■ **GIVEN INSTRUCTION**
Write every entry out again exactly, please, and skip the pictures.

■ **SUPPLIED MATERIAL**
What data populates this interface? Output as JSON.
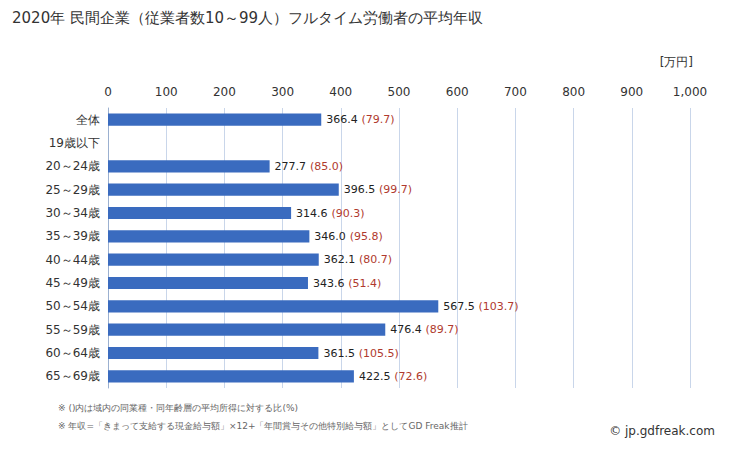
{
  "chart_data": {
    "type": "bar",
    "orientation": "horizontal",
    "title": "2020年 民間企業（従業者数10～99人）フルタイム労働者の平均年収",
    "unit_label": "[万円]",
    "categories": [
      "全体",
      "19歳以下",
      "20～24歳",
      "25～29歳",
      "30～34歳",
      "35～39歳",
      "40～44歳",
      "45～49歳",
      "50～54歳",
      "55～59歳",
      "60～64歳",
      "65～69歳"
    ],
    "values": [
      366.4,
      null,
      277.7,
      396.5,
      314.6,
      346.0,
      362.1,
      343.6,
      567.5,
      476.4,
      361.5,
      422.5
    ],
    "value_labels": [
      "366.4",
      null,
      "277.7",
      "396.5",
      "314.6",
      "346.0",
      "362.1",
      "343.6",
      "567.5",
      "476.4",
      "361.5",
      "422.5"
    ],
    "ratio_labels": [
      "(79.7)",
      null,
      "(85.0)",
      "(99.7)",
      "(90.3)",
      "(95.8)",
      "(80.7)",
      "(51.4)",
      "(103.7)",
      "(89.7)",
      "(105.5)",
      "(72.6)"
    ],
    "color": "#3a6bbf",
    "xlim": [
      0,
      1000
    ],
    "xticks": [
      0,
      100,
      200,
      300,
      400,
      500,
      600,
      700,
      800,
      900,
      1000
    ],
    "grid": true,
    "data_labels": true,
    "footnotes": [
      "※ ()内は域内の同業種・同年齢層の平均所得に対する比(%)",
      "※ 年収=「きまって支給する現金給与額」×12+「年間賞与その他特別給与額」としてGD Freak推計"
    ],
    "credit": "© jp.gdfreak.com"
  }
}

■ **CORRECT OUTPUT**
What data populates this interface? Output as JSON.
{
  "chart_data": {
    "type": "bar",
    "orientation": "horizontal",
    "title": "2020年 民間企業（従業者数10～99人）フルタイム労働者の平均年収",
    "unit_label": "[万円]",
    "categories": [
      "全体",
      "19歳以下",
      "20～24歳",
      "25～29歳",
      "30～34歳",
      "35～39歳",
      "40～44歳",
      "45～49歳",
      "50～54歳",
      "55～59歳",
      "60～64歳",
      "65～69歳"
    ],
    "values": [
      366.4,
      null,
      277.7,
      396.5,
      314.6,
      346.0,
      362.1,
      343.6,
      567.5,
      476.4,
      361.5,
      422.5
    ],
    "value_labels": [
      "366.4",
      null,
      "277.7",
      "396.5",
      "314.6",
      "346.0",
      "362.1",
      "343.6",
      "567.5",
      "476.4",
      "361.5",
      "422.5"
    ],
    "ratio_labels": [
      "(79.7)",
      null,
      "(85.0)",
      "(99.7)",
      "(90.3)",
      "(95.8)",
      "(80.7)",
      "(51.4)",
      "(103.7)",
      "(89.7)",
      "(105.5)",
      "(72.6)"
    ],
    "color": "#3a6bbf",
    "xlim": [
      0,
      1000
    ],
    "xticks": [
      0,
      100,
      200,
      300,
      400,
      500,
      600,
      700,
      800,
      900,
      1000
    ],
    "grid": true,
    "data_labels": true,
    "footnotes": [
      "※ ()内は域内の同業種・同年齢層の平均所得に対する比(%)",
      "※ 年収=「きまって支給する現金給与額」×12+「年間賞与その他特別給与額」としてGD Freak推計"
    ],
    "credit": "© jp.gdfreak.com"
  }
}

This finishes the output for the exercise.